— begin Stored rows —
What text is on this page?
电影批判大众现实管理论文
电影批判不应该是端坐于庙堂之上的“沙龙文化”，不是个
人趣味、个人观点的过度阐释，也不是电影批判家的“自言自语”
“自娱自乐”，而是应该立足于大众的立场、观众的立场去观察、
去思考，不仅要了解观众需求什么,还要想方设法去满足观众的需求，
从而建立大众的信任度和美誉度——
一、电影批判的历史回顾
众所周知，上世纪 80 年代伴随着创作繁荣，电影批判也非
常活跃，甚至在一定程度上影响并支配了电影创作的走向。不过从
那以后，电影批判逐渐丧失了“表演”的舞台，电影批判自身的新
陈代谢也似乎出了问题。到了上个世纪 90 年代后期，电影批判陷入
— end Stored rows —
— begin Stored rows —
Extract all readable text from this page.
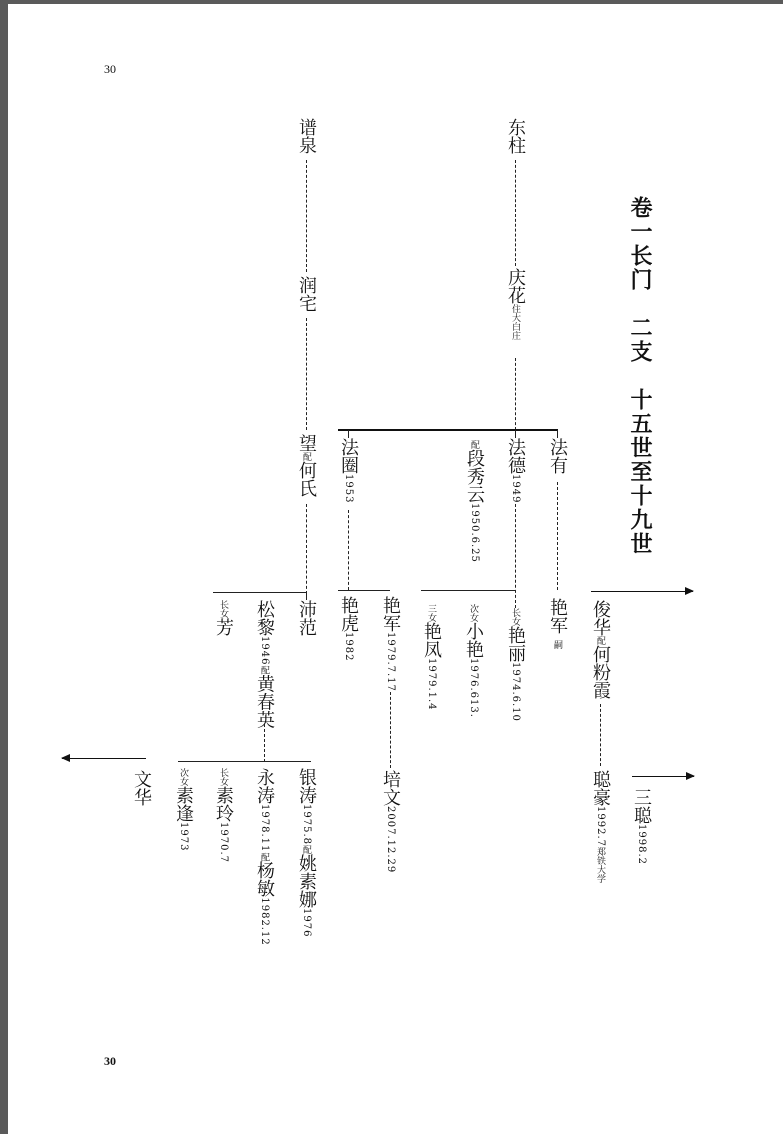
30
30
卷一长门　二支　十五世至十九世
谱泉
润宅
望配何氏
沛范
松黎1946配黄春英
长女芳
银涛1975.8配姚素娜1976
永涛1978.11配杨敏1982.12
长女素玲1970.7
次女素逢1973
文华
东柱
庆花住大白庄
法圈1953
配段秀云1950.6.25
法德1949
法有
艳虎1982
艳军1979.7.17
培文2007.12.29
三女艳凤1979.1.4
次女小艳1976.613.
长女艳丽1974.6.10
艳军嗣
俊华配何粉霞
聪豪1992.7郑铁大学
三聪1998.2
— end Stored rows —
— begin Stored rows —
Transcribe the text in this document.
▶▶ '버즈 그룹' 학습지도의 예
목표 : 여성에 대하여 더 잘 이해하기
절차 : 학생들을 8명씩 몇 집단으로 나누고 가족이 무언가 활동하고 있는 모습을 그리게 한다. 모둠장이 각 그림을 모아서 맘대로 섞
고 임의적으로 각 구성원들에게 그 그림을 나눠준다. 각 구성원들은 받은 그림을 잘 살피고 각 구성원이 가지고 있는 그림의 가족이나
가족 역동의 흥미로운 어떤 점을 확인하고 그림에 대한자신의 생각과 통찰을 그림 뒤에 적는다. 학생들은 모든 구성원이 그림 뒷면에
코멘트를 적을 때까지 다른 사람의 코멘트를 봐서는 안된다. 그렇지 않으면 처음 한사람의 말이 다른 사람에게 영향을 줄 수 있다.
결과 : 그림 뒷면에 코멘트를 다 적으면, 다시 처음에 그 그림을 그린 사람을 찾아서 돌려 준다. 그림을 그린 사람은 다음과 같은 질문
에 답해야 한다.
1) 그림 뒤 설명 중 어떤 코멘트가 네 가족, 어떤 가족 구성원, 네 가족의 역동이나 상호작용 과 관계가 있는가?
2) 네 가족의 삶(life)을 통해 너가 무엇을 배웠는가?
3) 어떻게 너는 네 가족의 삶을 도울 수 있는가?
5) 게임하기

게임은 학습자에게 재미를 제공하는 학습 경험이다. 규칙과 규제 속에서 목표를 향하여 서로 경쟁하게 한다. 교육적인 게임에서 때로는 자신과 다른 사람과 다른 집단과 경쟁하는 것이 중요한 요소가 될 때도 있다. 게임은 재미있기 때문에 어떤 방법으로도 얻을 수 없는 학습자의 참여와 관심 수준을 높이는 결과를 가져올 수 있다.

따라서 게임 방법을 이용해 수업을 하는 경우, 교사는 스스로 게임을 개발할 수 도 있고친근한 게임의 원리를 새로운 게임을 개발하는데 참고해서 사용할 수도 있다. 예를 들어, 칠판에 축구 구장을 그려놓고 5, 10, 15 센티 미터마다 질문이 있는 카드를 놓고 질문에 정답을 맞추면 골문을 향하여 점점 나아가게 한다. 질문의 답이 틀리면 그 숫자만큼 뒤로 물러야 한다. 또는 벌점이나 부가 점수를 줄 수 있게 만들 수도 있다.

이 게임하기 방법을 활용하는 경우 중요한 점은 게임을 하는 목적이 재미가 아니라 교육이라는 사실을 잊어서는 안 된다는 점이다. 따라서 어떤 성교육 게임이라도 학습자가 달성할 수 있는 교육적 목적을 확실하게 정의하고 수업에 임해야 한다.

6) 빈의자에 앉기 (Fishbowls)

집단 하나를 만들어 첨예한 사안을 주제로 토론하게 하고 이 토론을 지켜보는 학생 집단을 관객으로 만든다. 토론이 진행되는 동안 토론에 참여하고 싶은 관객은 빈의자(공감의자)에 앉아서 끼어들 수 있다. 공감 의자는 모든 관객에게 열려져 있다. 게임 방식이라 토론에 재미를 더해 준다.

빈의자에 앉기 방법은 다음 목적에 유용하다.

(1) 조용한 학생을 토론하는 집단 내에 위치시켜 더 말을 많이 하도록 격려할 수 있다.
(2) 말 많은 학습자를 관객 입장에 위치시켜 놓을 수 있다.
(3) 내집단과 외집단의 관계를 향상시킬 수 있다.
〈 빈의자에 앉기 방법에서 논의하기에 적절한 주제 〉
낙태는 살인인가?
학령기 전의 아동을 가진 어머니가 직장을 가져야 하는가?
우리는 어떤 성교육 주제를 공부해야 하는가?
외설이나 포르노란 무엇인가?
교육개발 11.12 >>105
— end Stored rows —
-- Problem to work on --
Select from the material above each line in which the string "구성원이" appears, and list those lines.

-- Answer below --
고 임의적으로 각 구성원들에게 그 그림을 나눠준다. 각 구성원들은 받은 그림을 잘 살피고 각 구성원이 가지고 있는 그림의 가족이나
가족 역동의 흥미로운 어떤 점을 확인하고 그림에 대한자신의 생각과 통찰을 그림 뒤에 적는다. 학생들은 모든 구성원이 그림 뒷면에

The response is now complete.